__PROBLEM REQUIREMENTS__: Substitute "waveform-row" for every occurrence of "trace-row" in the material from its start through the line containing "time-tick-label: 21:30 bbox=[33, 698, 66, 711]", inclusive, and reproduce those lines with nothing else changed.

Collected data entries:

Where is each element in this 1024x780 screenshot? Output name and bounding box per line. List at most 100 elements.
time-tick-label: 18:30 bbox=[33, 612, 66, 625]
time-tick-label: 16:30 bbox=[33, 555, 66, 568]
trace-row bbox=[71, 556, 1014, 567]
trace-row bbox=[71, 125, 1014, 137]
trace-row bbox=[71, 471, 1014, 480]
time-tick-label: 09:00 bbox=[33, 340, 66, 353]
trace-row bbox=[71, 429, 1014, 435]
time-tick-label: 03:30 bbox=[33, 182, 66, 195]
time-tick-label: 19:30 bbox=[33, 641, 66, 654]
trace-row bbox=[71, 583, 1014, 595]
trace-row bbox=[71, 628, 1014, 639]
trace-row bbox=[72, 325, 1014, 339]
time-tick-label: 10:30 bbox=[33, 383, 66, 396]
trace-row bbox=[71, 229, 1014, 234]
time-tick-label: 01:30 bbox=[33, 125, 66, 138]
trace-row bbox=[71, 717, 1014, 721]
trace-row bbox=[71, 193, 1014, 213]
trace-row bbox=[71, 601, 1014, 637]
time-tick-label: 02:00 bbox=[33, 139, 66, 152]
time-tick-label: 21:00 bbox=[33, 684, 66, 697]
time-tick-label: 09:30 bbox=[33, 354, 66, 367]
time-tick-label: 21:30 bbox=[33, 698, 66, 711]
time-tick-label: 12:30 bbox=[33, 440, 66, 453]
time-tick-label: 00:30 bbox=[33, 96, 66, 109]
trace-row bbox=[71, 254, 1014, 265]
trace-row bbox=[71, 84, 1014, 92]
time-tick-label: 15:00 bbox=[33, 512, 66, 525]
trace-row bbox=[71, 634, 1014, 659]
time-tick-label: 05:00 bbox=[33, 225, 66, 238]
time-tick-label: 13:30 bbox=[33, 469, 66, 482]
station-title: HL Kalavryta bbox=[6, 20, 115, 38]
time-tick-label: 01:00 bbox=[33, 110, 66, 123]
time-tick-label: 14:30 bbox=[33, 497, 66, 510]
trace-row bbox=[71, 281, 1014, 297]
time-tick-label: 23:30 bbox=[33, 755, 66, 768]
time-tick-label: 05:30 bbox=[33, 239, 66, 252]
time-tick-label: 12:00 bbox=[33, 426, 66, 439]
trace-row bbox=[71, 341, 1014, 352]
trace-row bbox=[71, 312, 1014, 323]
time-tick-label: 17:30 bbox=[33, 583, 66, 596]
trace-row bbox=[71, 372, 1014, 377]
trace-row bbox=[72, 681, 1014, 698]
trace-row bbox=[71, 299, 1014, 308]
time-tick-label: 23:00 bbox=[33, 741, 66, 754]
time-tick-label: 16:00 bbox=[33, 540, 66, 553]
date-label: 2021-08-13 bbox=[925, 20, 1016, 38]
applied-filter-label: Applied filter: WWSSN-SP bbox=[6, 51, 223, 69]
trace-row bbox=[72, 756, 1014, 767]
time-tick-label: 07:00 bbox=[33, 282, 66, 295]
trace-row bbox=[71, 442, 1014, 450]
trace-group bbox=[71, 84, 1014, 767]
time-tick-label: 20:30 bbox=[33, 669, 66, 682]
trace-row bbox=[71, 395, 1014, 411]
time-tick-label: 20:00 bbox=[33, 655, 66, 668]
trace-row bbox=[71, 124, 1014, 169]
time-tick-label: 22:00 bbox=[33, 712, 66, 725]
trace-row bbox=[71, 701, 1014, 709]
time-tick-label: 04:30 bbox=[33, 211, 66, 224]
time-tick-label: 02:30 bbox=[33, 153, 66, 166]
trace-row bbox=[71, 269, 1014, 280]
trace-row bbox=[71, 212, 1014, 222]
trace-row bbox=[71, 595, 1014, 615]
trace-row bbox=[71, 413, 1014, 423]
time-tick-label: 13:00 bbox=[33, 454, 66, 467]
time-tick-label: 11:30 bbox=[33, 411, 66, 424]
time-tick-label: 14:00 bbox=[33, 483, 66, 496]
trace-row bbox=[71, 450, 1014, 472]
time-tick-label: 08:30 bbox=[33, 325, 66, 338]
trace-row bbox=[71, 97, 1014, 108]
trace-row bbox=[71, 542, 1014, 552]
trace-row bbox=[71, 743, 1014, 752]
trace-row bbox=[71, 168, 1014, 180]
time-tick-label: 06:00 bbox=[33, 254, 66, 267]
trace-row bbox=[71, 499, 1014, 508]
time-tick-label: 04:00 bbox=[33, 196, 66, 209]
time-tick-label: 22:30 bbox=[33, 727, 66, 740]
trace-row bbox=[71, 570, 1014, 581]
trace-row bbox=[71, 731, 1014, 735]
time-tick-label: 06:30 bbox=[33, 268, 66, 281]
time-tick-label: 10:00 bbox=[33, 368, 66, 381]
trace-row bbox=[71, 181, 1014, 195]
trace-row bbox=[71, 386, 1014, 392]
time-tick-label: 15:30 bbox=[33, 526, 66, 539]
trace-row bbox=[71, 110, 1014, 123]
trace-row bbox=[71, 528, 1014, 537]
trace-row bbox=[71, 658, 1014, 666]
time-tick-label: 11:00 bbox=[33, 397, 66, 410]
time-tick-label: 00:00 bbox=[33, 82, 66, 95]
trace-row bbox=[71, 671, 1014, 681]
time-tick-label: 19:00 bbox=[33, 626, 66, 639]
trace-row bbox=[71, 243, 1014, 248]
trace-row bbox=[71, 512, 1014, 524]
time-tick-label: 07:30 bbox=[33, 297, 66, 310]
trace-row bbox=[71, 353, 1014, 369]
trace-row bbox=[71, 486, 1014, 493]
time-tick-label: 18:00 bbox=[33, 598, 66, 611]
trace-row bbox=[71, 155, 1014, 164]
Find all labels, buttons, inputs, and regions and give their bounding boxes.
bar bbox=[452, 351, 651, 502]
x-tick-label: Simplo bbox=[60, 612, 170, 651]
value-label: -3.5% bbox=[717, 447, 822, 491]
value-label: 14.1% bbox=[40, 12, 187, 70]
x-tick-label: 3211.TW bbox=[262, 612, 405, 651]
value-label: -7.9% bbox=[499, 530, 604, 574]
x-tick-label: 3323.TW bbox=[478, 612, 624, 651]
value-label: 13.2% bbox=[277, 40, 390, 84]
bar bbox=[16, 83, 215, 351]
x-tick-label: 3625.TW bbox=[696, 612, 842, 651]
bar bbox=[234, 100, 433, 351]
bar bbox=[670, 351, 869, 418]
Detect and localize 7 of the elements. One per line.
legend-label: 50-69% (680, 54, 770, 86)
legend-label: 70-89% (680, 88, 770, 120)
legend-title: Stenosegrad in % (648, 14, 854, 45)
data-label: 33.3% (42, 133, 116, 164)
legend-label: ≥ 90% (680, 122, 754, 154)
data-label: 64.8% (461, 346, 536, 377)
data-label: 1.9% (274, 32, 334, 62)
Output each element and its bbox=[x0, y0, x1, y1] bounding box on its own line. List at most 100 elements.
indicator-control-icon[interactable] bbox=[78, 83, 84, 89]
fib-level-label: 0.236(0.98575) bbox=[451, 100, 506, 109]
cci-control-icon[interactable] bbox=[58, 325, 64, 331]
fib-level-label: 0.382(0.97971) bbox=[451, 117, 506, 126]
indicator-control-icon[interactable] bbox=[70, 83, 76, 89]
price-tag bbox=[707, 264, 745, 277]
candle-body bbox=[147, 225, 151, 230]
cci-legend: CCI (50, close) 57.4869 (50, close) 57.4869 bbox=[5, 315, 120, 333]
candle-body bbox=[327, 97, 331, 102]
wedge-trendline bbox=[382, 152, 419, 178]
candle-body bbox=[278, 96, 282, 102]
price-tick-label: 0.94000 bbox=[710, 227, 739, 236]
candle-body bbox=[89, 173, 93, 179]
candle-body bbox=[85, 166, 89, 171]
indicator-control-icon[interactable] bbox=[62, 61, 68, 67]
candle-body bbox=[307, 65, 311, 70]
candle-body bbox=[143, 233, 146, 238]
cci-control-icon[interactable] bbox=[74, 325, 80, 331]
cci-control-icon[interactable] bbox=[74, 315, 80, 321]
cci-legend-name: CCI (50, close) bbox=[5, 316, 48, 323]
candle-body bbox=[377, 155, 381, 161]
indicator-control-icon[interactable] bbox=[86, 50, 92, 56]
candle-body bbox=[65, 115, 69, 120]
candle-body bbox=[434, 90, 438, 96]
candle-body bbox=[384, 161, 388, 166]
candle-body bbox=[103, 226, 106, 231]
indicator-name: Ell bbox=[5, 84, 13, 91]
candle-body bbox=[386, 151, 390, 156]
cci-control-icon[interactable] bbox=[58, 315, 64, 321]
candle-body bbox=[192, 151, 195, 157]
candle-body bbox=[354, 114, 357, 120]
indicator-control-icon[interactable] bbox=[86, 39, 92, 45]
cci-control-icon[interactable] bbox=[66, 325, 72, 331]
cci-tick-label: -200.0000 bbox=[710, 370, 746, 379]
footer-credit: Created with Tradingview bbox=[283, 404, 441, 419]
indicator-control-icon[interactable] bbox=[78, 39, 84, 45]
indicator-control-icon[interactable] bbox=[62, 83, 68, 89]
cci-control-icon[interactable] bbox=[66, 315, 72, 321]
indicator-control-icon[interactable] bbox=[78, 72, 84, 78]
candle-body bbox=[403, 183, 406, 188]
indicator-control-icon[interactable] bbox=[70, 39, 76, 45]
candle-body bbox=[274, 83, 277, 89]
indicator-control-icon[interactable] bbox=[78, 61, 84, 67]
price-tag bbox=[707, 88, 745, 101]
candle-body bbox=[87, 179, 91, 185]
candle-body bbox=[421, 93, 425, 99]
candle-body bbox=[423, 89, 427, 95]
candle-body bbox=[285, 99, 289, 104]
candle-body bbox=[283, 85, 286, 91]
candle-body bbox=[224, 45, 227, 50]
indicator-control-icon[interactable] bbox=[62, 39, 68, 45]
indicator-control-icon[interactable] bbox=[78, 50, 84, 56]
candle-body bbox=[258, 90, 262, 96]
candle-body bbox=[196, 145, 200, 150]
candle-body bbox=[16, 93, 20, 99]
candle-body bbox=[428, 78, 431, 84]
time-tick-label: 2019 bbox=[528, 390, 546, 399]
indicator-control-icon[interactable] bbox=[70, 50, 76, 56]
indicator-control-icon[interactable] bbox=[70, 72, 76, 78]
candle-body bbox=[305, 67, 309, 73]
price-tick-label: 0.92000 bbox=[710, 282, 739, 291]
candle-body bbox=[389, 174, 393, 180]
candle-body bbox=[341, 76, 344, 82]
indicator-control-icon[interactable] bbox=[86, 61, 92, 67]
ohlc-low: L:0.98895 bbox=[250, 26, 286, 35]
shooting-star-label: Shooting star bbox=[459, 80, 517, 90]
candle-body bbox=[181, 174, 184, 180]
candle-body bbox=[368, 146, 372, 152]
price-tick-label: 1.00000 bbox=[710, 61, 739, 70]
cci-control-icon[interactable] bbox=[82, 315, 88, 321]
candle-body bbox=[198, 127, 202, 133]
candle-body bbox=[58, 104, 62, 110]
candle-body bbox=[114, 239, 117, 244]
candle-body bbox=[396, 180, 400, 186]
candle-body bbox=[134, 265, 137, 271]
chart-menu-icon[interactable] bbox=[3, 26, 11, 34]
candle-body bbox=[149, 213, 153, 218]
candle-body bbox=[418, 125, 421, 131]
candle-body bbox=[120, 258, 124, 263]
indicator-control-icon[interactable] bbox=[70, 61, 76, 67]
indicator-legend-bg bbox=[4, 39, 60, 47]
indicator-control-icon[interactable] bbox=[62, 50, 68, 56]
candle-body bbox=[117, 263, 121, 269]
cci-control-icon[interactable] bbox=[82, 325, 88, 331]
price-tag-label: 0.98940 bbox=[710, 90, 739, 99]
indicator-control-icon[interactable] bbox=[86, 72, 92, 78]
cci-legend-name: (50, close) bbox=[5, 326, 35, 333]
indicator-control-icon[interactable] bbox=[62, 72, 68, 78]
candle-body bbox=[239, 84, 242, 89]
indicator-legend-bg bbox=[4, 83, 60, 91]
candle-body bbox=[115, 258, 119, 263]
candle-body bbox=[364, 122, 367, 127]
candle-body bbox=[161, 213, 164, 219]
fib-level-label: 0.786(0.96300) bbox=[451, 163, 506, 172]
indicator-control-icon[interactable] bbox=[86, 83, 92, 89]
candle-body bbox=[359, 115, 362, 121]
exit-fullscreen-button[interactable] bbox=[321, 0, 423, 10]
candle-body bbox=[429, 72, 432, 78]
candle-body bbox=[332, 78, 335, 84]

__ANSWER TO THE PROBLEM__:
Where is each element in this 1024x780 screenshot? Output name and bounding box per line. List at most 100 elements.
time-tick-label: 18:30 bbox=[33, 612, 66, 625]
time-tick-label: 16:30 bbox=[33, 555, 66, 568]
waveform-row bbox=[71, 556, 1014, 567]
waveform-row bbox=[71, 125, 1014, 137]
waveform-row bbox=[71, 471, 1014, 480]
time-tick-label: 09:00 bbox=[33, 340, 66, 353]
waveform-row bbox=[71, 429, 1014, 435]
time-tick-label: 03:30 bbox=[33, 182, 66, 195]
time-tick-label: 19:30 bbox=[33, 641, 66, 654]
waveform-row bbox=[71, 583, 1014, 595]
waveform-row bbox=[71, 628, 1014, 639]
waveform-row bbox=[72, 325, 1014, 339]
time-tick-label: 10:30 bbox=[33, 383, 66, 396]
waveform-row bbox=[71, 229, 1014, 234]
time-tick-label: 01:30 bbox=[33, 125, 66, 138]
waveform-row bbox=[71, 717, 1014, 721]
waveform-row bbox=[71, 193, 1014, 213]
waveform-row bbox=[71, 601, 1014, 637]
time-tick-label: 02:00 bbox=[33, 139, 66, 152]
time-tick-label: 21:00 bbox=[33, 684, 66, 697]
time-tick-label: 09:30 bbox=[33, 354, 66, 367]
time-tick-label: 21:30 bbox=[33, 698, 66, 711]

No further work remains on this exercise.